PROBLEM REQUIREMENTS
How many lines of these entries hold the string "text"? Reply with the number alone.

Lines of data

--------

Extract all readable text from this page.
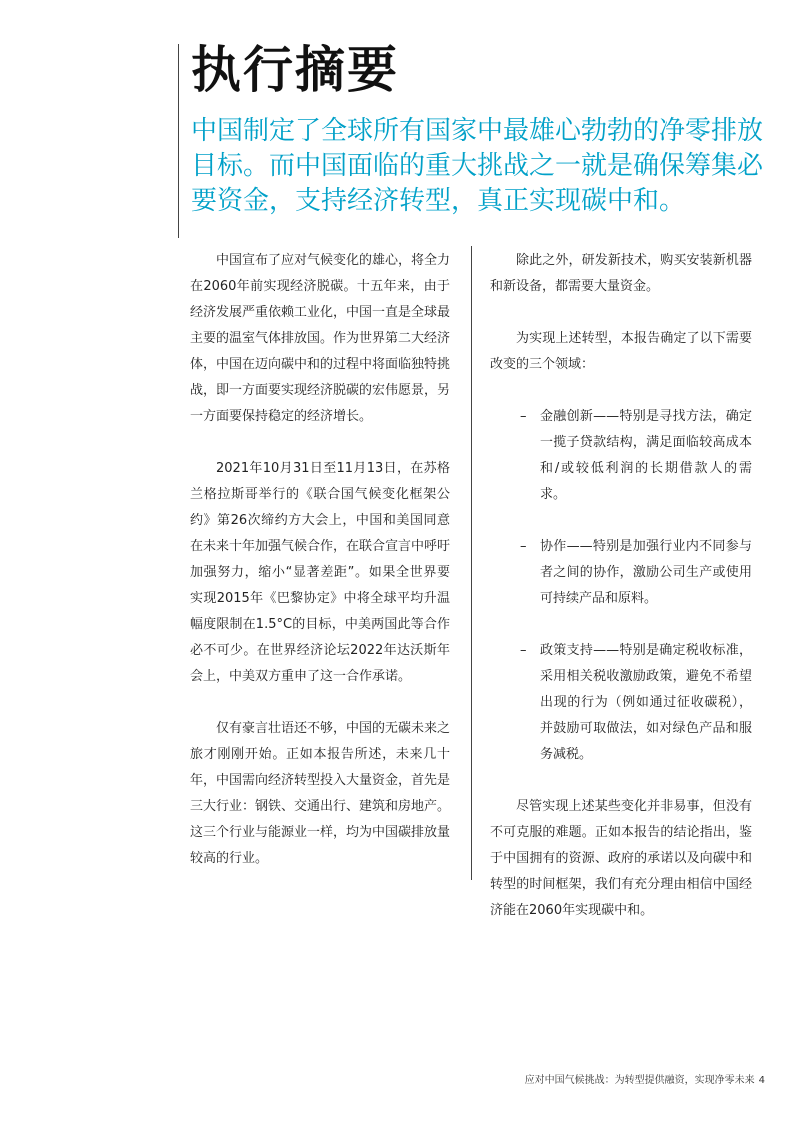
执行摘要

中国制定了全球所有国家中最雄心勃勃的净零排放目标。而中国面临的重大挑战之一就是确保筹集必要资金，支持经济转型，真正实现碳中和。

中国宣布了应对气候变化的雄心，将全力在2060年前实现经济脱碳。十五年来，由于经济发展严重依赖工业化，中国一直是全球最主要的温室气体排放国。作为世界第二大经济体，中国在迈向碳中和的过程中将面临独特挑战，即一方面要实现经济脱碳的宏伟愿景，另一方面要保持稳定的经济增长。

2021年10月31日至11月13日，在苏格兰格拉斯哥举行的《联合国气候变化框架公约》第26次缔约方大会上，中国和美国同意在未来十年加强气候合作，在联合宣言中呼吁加强努力，缩小“显著差距”。如果全世界要实现2015年《巴黎协定》中将全球平均升温幅度限制在1.5°C的目标，中美两国此等合作必不可少。在世界经济论坛2022年达沃斯年会上，中美双方重申了这一合作承诺。

仅有豪言壮语还不够，中国的无碳未来之旅才刚刚开始。正如本报告所述，未来几十年，中国需向经济转型投入大量资金，首先是三大行业：钢铁、交通出行、建筑和房地产。这三个行业与能源业一样，均为中国碳排放量较高的行业。

除此之外，研发新技术，购买安装新机器和新设备，都需要大量资金。

为实现上述转型，本报告确定了以下需要改变的三个领域：

– 金融创新——特别是寻找方法，确定一揽子贷款结构，满足面临较高成本和/或较低利润的长期借款人的需求。
– 协作——特别是加强行业内不同参与者之间的协作，激励公司生产或使用可持续产品和原料。
– 政策支持——特别是确定税收标准，采用相关税收激励政策，避免不希望出现的行为（例如通过征收碳税），并鼓励可取做法，如对绿色产品和服务减税。

尽管实现上述某些变化并非易事，但没有不可克服的难题。正如本报告的结论指出，鉴于中国拥有的资源、政府的承诺以及向碳中和转型的时间框架，我们有充分理由相信中国经济能在2060年实现碳中和。

应对中国气候挑战：为转型提供融资，实现净零未来 4
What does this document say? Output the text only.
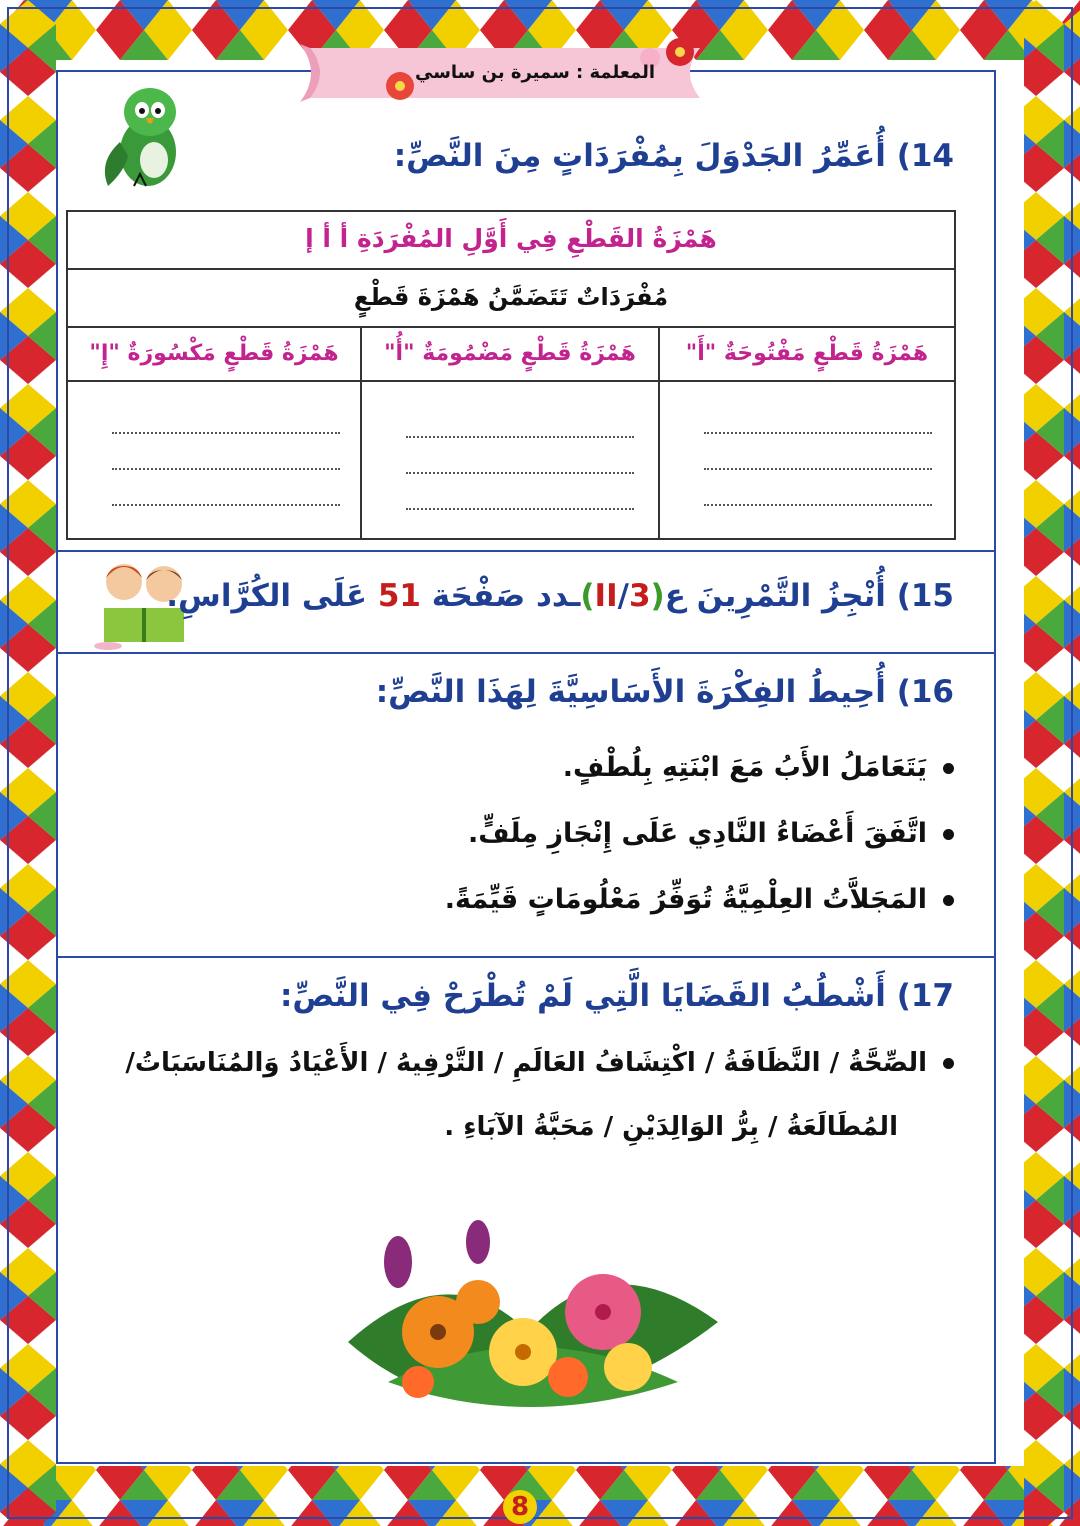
14) أُعَمِّرُ الجَدْوَلَ بِمُفْرَدَاتٍ مِنَ النَّصِّ:
هَمْزَةُ القَطْعِ فِي أَوَّلِ المُفْرَدَةِ أ أ إ
مُفْرَدَاتٌ تَتَضَمَّنُ هَمْزَةَ قَطْعٍ
هَمْزَةُ قَطْعٍ مَفْتُوحَةٌ "أَ"
هَمْزَةُ قَطْعٍ مَضْمُومَةٌ "أُ"
هَمْزَةُ قَطْعٍ مَكْسُورَةٌ "إِ"
15) أُنْجِزُ التَّمْرِينَ ع(3/II)ـدد صَفْحَة 51 عَلَى الكُرَّاسِ.
16) أُحِيطُ الفِكْرَةَ الأَسَاسِيَّةَ لِهَذَا النَّصِّ:
يَتَعَامَلُ الأَبُ مَعَ ابْنَتِهِ بِلُطْفٍ.
اتَّفَقَ أَعْضَاءُ النَّادِي عَلَى إِنْجَازِ مِلَفٍّ.
المَجَلاَّتُ العِلْمِيَّةُ تُوَفِّرُ مَعْلُومَاتٍ قَيِّمَةً.
17) أَشْطُبُ القَضَايَا الَّتِي لَمْ تُطْرَحْ فِي النَّصِّ:
الصِّحَّةُ / النَّظَافَةُ / اكْتِشَافُ العَالَمِ / التَّرْفِيهُ / الأَعْيَادُ وَالمُنَاسَبَاتُ/
المُطَالَعَةُ / بِرُّ الوَالِدَيْنِ / مَحَبَّةُ الآبَاءِ .
المعلمة : سميرة بن ساسي
8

--------

ANSWER TO THIS PROBLEM
2